Provided information –
— start —

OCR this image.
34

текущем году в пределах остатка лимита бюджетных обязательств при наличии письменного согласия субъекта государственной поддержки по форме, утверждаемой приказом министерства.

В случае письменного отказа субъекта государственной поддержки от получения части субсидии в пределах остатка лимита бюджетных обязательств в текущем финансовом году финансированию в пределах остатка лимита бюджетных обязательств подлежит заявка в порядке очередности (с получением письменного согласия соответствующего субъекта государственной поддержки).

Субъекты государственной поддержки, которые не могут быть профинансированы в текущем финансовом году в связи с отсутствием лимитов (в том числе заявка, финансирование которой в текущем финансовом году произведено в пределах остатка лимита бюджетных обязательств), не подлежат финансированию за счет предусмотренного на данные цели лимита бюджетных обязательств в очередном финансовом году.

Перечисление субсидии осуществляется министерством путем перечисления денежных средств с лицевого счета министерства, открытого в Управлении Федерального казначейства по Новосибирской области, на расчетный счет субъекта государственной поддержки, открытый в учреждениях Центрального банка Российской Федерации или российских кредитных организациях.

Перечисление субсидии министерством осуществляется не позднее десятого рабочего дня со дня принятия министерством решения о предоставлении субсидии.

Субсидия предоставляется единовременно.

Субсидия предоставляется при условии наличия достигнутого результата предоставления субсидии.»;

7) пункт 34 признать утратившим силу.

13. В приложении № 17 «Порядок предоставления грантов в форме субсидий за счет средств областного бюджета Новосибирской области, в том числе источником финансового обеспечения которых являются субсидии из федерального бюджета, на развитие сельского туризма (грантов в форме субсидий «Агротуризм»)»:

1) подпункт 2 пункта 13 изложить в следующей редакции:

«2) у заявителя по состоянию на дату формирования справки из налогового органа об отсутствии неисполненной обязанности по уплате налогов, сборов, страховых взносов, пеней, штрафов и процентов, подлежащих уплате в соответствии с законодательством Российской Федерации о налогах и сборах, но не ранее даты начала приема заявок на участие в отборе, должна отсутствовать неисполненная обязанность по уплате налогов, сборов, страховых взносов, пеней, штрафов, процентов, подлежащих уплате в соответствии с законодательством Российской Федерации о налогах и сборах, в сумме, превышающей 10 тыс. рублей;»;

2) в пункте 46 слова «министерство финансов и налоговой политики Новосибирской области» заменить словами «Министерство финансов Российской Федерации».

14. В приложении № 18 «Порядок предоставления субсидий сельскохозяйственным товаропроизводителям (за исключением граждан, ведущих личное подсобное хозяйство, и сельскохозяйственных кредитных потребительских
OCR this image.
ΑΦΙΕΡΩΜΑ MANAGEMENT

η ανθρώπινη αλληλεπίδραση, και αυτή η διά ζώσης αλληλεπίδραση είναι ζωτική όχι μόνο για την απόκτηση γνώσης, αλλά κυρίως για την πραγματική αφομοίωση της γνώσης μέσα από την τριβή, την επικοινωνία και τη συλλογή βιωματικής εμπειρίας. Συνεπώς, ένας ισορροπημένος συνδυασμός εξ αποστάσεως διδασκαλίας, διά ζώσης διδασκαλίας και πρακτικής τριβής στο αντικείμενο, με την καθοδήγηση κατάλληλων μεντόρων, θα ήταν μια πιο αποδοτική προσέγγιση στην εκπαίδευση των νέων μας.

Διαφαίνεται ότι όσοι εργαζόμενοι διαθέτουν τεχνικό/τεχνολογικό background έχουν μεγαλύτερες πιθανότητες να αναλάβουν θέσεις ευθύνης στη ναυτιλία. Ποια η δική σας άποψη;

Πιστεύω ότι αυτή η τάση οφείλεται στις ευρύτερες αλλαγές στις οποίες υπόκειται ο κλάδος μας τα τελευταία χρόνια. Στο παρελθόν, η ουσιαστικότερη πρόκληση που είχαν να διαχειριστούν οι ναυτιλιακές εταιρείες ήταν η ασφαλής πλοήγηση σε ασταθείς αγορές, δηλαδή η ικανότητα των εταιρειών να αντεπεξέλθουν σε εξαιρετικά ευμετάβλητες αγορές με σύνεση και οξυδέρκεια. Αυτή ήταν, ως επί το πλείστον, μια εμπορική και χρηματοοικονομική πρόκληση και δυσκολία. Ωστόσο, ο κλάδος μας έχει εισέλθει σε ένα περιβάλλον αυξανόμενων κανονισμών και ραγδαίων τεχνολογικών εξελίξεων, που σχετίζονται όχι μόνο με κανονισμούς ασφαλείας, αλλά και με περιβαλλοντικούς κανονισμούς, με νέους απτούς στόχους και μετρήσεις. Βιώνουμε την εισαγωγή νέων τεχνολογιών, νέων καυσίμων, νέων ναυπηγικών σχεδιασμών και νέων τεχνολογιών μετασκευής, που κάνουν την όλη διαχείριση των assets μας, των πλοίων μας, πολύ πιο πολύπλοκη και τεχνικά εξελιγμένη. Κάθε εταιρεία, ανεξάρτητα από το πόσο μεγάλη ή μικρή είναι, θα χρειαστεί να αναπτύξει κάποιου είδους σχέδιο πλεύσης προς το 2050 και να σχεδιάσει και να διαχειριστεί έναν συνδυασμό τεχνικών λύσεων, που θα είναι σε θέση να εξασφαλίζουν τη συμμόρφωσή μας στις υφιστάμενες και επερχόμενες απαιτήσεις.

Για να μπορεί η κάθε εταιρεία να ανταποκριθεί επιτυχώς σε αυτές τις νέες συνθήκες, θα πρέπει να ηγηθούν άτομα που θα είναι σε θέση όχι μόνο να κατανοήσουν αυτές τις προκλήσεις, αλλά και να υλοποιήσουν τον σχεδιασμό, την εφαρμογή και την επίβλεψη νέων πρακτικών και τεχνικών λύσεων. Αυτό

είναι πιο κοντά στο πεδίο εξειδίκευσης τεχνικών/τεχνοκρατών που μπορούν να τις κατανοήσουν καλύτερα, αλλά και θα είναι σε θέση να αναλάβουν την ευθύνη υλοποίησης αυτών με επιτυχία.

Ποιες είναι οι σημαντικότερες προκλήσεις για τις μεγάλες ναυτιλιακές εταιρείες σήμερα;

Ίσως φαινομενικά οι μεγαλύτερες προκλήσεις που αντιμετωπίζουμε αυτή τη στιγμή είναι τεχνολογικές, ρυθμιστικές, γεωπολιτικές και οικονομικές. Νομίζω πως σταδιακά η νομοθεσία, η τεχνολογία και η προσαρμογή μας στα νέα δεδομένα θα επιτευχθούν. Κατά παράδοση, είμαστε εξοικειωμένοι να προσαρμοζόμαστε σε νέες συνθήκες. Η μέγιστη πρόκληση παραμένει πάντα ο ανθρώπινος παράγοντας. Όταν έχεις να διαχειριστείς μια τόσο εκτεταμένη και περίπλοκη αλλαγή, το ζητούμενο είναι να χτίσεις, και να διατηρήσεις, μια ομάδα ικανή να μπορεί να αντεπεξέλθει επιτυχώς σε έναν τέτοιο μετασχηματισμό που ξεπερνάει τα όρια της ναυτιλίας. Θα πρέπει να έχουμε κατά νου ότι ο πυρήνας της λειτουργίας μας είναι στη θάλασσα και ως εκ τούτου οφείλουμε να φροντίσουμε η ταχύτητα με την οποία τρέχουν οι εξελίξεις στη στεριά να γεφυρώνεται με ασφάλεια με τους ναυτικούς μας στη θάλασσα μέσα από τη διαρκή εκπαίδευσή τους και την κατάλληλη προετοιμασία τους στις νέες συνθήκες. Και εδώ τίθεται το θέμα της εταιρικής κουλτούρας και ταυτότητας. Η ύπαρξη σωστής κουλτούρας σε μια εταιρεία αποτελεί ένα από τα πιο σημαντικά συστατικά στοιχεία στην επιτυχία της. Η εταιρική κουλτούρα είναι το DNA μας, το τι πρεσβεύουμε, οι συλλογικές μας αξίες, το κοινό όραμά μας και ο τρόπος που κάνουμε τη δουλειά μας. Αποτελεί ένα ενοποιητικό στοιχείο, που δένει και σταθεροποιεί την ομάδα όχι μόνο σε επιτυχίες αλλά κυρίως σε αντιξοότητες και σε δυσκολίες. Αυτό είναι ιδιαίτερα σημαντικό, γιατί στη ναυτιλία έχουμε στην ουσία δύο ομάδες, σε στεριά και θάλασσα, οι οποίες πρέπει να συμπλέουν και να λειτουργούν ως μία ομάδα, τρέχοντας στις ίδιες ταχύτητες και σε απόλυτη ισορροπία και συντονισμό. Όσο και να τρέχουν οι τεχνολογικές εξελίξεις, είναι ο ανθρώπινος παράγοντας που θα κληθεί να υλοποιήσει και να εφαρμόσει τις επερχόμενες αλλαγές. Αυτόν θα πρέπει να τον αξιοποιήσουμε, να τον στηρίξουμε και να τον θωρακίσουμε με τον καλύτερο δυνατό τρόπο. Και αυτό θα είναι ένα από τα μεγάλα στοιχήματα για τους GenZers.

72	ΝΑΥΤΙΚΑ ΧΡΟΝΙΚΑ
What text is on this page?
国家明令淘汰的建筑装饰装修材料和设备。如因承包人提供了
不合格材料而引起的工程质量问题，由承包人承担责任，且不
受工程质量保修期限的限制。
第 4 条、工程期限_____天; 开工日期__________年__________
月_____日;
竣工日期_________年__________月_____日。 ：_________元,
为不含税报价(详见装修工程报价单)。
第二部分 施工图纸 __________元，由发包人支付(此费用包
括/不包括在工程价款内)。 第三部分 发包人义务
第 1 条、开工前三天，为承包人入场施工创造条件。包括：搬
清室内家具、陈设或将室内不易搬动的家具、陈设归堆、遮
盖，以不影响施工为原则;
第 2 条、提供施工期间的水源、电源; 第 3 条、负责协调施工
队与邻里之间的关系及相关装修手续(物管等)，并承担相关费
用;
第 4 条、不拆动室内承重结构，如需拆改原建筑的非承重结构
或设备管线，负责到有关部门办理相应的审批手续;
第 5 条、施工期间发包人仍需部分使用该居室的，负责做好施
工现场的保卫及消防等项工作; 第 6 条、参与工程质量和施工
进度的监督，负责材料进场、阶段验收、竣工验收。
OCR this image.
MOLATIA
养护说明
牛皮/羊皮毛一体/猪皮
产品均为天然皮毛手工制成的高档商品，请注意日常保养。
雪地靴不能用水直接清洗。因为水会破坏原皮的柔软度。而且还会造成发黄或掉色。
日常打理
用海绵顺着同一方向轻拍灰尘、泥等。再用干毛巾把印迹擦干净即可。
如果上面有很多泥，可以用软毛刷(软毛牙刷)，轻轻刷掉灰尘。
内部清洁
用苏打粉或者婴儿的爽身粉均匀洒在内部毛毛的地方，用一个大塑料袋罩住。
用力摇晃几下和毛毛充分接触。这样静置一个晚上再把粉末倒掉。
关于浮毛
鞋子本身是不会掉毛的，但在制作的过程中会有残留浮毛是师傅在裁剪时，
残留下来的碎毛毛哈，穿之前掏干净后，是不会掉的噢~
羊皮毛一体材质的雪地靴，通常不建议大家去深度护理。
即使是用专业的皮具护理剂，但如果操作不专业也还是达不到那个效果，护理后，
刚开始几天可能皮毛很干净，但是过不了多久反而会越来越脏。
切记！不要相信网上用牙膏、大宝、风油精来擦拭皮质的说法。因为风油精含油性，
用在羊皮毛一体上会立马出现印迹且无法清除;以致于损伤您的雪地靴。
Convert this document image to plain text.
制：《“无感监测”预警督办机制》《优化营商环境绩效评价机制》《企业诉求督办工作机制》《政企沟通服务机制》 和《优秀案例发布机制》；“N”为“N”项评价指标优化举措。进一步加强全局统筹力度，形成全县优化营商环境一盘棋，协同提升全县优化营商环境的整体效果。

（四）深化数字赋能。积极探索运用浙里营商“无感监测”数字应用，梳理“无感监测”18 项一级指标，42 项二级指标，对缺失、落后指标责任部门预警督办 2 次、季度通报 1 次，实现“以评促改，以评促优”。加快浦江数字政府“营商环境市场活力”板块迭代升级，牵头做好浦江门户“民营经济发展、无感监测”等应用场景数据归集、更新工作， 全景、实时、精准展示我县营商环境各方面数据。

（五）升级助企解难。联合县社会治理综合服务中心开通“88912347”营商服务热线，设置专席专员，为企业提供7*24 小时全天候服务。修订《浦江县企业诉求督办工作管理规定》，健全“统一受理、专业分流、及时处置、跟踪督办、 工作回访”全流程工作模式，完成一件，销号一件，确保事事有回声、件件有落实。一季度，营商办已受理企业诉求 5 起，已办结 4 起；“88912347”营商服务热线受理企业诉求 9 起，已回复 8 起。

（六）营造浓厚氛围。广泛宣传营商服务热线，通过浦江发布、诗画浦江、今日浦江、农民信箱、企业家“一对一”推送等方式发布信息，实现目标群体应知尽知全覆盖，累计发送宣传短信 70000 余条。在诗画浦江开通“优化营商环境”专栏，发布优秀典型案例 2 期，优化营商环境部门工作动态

— end —

What is needed – List the lines that contain the word "Субсидия".

Task result –
Субсидия предоставляется единовременно.
Субсидия предоставляется при условии наличия достигнутого результата предоставления субсидии.»;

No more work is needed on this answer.